Begin TASK MATERIAL
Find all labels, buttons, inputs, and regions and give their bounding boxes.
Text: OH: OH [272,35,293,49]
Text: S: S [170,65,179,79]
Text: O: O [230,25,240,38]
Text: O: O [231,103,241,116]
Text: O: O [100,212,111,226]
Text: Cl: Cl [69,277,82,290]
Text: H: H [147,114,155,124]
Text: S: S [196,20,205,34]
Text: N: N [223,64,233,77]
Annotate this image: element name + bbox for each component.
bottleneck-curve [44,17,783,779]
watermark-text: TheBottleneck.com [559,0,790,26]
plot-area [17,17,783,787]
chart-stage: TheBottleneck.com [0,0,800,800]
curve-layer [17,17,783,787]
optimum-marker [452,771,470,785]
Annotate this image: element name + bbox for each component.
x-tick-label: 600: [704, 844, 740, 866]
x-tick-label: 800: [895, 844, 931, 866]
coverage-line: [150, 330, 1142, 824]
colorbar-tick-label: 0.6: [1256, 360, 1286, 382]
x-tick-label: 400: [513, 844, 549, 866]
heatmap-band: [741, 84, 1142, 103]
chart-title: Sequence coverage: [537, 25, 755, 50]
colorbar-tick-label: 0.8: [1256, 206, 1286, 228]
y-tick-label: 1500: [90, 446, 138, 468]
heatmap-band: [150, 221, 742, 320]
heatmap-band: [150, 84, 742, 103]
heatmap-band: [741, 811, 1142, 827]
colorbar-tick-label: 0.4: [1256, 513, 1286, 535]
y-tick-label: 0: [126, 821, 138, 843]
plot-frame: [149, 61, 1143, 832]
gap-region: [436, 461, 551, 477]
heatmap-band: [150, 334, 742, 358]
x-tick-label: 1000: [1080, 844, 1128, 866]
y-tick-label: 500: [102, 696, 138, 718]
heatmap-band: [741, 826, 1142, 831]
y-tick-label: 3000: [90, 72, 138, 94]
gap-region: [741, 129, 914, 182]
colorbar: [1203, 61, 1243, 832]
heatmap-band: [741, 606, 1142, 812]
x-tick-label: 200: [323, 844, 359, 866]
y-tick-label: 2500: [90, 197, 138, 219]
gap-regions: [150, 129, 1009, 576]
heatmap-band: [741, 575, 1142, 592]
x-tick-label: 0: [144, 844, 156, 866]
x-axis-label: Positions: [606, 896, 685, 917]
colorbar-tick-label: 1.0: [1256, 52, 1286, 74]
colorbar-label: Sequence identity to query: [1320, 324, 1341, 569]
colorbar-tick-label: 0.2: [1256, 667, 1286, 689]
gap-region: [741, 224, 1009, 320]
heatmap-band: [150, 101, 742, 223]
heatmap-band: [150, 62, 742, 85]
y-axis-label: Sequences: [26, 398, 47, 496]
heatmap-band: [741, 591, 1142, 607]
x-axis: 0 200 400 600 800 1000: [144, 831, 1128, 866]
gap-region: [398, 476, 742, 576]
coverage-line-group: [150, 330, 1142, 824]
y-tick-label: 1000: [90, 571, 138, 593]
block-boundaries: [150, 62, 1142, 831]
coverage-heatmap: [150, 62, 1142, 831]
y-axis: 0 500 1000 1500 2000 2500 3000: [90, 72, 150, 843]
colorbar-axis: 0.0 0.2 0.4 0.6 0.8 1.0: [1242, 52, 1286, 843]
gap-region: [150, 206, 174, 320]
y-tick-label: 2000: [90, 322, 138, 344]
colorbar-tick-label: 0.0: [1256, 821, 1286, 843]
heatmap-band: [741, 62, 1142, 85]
End TASK MATERIAL
_INSTRUCTIONS FOR THE TASK_
Please print the entries above from the first line through the line containing "bottleneck-curve [44,17,783,779]", including both, with every line reproduced without changes.

_CORRECT RESULT_
Find all labels, buttons, inputs, and regions and give their bounding boxes.
Text: OH: OH [272,35,293,49]
Text: S: S [170,65,179,79]
Text: O: O [230,25,240,38]
Text: O: O [231,103,241,116]
Text: O: O [100,212,111,226]
Text: Cl: Cl [69,277,82,290]
Text: H: H [147,114,155,124]
Text: S: S [196,20,205,34]
Text: N: N [223,64,233,77]
Annotate this image: element name + bbox for each component.
bottleneck-curve [44,17,783,779]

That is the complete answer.